----- INFORMATION SHOWN

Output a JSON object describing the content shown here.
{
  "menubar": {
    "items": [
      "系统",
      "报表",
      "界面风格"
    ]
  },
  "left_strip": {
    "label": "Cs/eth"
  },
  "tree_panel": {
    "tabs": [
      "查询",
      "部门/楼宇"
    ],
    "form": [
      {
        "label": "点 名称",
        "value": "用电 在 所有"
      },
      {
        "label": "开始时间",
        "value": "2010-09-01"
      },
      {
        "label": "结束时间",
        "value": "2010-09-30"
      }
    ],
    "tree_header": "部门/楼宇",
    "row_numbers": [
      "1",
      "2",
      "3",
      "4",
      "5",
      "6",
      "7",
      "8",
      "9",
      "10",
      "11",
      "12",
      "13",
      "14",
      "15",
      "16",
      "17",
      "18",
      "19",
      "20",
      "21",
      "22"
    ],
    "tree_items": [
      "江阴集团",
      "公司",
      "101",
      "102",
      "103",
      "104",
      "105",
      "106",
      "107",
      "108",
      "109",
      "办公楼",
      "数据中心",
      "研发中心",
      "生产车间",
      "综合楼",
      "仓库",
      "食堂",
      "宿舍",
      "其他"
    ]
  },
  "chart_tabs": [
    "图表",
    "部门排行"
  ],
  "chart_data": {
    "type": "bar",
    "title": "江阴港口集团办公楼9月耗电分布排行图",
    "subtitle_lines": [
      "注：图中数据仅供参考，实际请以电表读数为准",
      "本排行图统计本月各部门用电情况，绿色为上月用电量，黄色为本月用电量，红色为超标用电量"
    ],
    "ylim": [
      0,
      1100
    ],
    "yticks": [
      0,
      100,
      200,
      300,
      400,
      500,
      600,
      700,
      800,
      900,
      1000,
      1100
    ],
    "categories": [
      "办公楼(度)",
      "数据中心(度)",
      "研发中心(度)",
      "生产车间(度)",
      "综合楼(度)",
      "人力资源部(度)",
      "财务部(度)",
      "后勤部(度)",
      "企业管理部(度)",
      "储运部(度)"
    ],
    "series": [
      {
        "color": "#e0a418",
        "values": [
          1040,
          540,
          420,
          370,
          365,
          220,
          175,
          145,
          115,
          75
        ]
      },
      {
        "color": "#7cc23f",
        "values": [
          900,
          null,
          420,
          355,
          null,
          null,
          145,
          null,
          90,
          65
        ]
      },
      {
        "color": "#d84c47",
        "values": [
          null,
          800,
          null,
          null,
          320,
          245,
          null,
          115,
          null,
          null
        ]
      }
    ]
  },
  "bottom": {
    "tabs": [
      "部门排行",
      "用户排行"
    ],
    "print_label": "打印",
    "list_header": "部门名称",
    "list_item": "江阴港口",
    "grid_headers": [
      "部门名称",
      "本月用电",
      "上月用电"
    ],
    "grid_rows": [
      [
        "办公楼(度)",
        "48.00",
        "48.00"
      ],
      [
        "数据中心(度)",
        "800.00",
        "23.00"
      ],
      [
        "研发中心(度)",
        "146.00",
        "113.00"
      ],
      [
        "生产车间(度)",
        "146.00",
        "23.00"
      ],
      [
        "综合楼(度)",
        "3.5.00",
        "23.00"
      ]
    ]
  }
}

----------

- _STATED EXERCISE_
The records above are to be repeated exactly, in their entirety.

- _TASK ANSWER_
Output a JSON object describing the content shown here.
{
  "menubar": {
    "items": [
      "系统",
      "报表",
      "界面风格"
    ]
  },
  "left_strip": {
    "label": "Cs/eth"
  },
  "tree_panel": {
    "tabs": [
      "查询",
      "部门/楼宇"
    ],
    "form": [
      {
        "label": "点 名称",
        "value": "用电 在 所有"
      },
      {
        "label": "开始时间",
        "value": "2010-09-01"
      },
      {
        "label": "结束时间",
        "value": "2010-09-30"
      }
    ],
    "tree_header": "部门/楼宇",
    "row_numbers": [
      "1",
      "2",
      "3",
      "4",
      "5",
      "6",
      "7",
      "8",
      "9",
      "10",
      "11",
      "12",
      "13",
      "14",
      "15",
      "16",
      "17",
      "18",
      "19",
      "20",
      "21",
      "22"
    ],
    "tree_items": [
      "江阴集团",
      "公司",
      "101",
      "102",
      "103",
      "104",
      "105",
      "106",
      "107",
      "108",
      "109",
      "办公楼",
      "数据中心",
      "研发中心",
      "生产车间",
      "综合楼",
      "仓库",
      "食堂",
      "宿舍",
      "其他"
    ]
  },
  "chart_tabs": [
    "图表",
    "部门排行"
  ],
  "chart_data": {
    "type": "bar",
    "title": "江阴港口集团办公楼9月耗电分布排行图",
    "subtitle_lines": [
      "注：图中数据仅供参考，实际请以电表读数为准",
      "本排行图统计本月各部门用电情况，绿色为上月用电量，黄色为本月用电量，红色为超标用电量"
    ],
    "ylim": [
      0,
      1100
    ],
    "yticks": [
      0,
      100,
      200,
      300,
      400,
      500,
      600,
      700,
      800,
      900,
      1000,
      1100
    ],
    "categories": [
      "办公楼(度)",
      "数据中心(度)",
      "研发中心(度)",
      "生产车间(度)",
      "综合楼(度)",
      "人力资源部(度)",
      "财务部(度)",
      "后勤部(度)",
      "企业管理部(度)",
      "储运部(度)"
    ],
    "series": [
      {
        "color": "#e0a418",
        "values": [
          1040,
          540,
          420,
          370,
          365,
          220,
          175,
          145,
          115,
          75
        ]
      },
      {
        "color": "#7cc23f",
        "values": [
          900,
          null,
          420,
          355,
          null,
          null,
          145,
          null,
          90,
          65
        ]
      },
      {
        "color": "#d84c47",
        "values": [
          null,
          800,
          null,
          null,
          320,
          245,
          null,
          115,
          null,
          null
        ]
      }
    ]
  },
  "bottom": {
    "tabs": [
      "部门排行",
      "用户排行"
    ],
    "print_label": "打印",
    "list_header": "部门名称",
    "list_item": "江阴港口",
    "grid_headers": [
      "部门名称",
      "本月用电",
      "上月用电"
    ],
    "grid_rows": [
      [
        "办公楼(度)",
        "48.00",
        "48.00"
      ],
      [
        "数据中心(度)",
        "800.00",
        "23.00"
      ],
      [
        "研发中心(度)",
        "146.00",
        "113.00"
      ],
      [
        "生产车间(度)",
        "146.00",
        "23.00"
      ],
      [
        "综合楼(度)",
        "3.5.00",
        "23.00"
      ]
    ]
  }
}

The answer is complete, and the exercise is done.